Hunt for the word "enfance" across the entries below, copying each line that holds it.

Stored entries:
= = = = = = =

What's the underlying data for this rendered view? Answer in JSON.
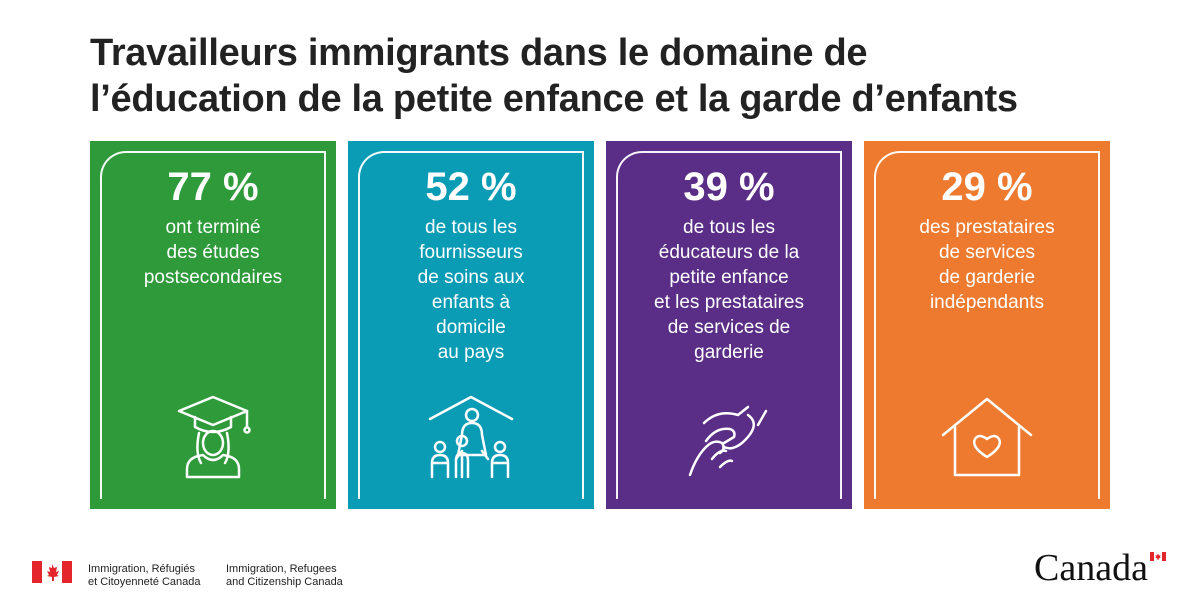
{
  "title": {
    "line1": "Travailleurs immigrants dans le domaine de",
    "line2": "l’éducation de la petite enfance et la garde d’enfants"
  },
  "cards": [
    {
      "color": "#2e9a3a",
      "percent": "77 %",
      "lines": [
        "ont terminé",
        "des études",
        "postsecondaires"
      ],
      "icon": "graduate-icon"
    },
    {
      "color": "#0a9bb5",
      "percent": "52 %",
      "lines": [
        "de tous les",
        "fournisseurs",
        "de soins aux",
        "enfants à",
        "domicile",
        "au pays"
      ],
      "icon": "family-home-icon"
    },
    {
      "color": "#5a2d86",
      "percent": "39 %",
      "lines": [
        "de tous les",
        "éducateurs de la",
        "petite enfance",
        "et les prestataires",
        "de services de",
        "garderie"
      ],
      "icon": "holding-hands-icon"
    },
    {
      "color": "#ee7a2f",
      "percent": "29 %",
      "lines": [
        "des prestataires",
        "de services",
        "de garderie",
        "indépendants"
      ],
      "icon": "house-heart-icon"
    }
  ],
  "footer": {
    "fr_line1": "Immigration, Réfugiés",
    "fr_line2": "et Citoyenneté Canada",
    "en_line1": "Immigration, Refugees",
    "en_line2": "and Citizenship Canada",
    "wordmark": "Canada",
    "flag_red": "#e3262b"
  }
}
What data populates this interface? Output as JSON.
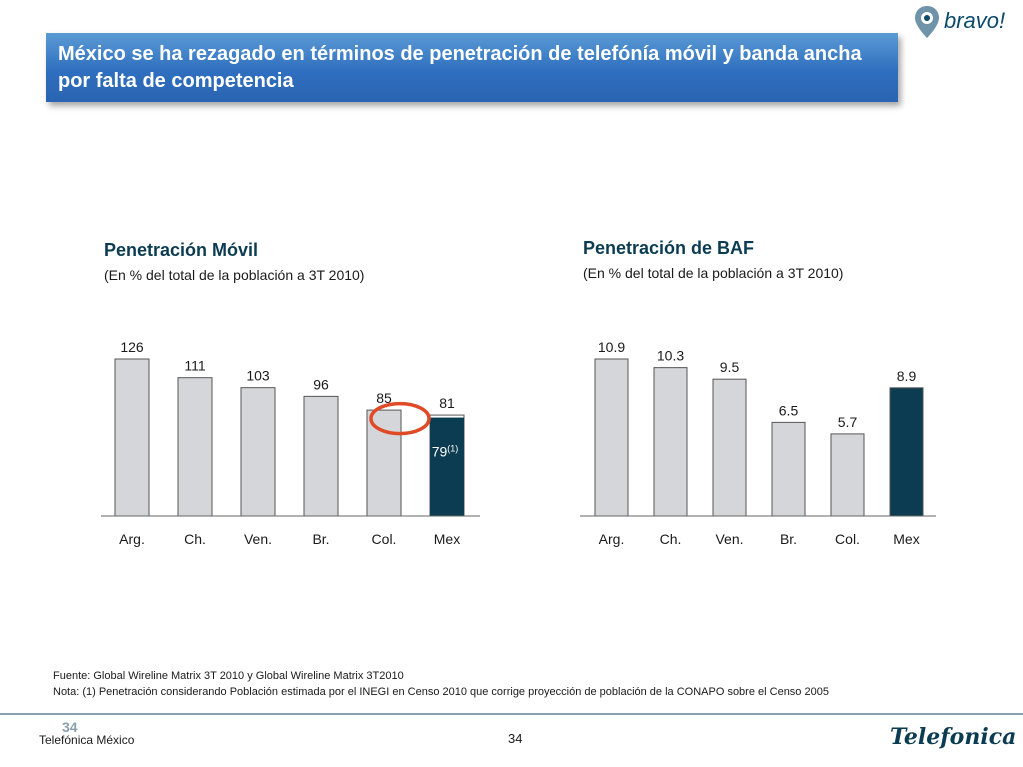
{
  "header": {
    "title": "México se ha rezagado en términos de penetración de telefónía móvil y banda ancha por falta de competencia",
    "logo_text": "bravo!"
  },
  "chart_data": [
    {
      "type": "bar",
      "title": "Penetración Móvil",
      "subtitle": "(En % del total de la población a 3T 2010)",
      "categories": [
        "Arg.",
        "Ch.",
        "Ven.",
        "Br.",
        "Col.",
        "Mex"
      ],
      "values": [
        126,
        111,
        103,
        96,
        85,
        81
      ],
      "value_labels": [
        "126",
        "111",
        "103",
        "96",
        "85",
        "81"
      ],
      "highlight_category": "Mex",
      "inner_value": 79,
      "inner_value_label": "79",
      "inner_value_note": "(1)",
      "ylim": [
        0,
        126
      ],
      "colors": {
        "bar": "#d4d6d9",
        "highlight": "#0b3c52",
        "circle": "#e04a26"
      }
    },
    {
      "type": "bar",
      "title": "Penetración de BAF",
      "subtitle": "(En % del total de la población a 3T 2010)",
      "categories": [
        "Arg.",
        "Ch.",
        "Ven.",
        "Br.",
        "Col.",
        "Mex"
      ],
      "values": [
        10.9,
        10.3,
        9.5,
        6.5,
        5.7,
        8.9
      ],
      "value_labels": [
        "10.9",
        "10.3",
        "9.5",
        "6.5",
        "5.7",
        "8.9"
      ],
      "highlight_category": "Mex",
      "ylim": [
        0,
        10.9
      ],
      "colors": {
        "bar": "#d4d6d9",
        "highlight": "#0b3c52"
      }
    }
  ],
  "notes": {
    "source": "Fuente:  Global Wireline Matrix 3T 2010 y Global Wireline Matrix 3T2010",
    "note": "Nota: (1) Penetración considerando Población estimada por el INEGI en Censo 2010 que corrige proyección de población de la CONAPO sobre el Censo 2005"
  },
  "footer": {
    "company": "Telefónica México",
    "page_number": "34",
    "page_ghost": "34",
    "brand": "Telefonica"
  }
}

= = = = = = =

• Solution to this exercise:
    "line2": "l’éducation de la petite enfance et la garde d’enfants"
        "petite enfance",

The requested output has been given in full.